Copy out the lines that have "title" in them.

• [MATERIAL PROVIDED]

▼

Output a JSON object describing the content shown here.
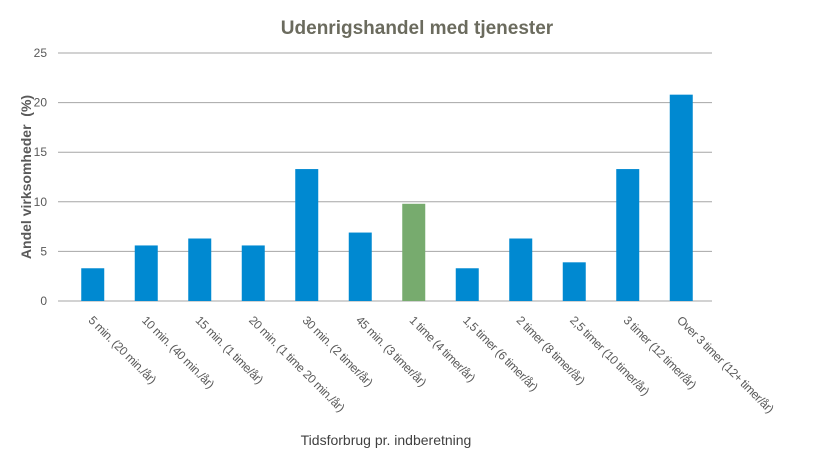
{
  "chart_data": {
    "type": "bar",
    "title": "Udenrigshandel med tjenester",
    "xlabel": "Tidsforbrug pr. indberetning",
    "ylabel": "Andel virksomheder  (%)",
    "ylim": [
      0,
      25
    ],
    "yticks": [
      0,
      5,
      10,
      15,
      20,
      25
    ],
    "grid": true,
    "categories": [
      "5 min. (20 min./år)",
      "10 min. (40 min./år)",
      "15 min. (1 time/år)",
      "20 min. (1 time 20 min./år)",
      "30 min. (2 timer/år)",
      "45 min. (3 timer/år)",
      "1 time (4 timer/år)",
      "1,5 timer (6 timer/år)",
      "2 timer (8 timer/år)",
      "2,5 timer (10 timer/år)",
      "3 timer (12 timer/år)",
      "Over 3 timer (12+ timer/år)"
    ],
    "values": [
      3.3,
      5.6,
      6.3,
      5.6,
      13.3,
      6.9,
      9.8,
      3.3,
      6.3,
      3.9,
      13.3,
      20.8
    ],
    "colors": {
      "bar": "#0089d1",
      "highlight_bar": "#77ab6e",
      "highlight_index": 6,
      "title": "#6b6b5e",
      "axis_text": "#595959",
      "grid": "#a6a6a6"
    }
  }
}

▲

• [EXERCISE RESPONSE]
    "title": "Udenrigshandel med tjenester",
      "title": "#6b6b5e",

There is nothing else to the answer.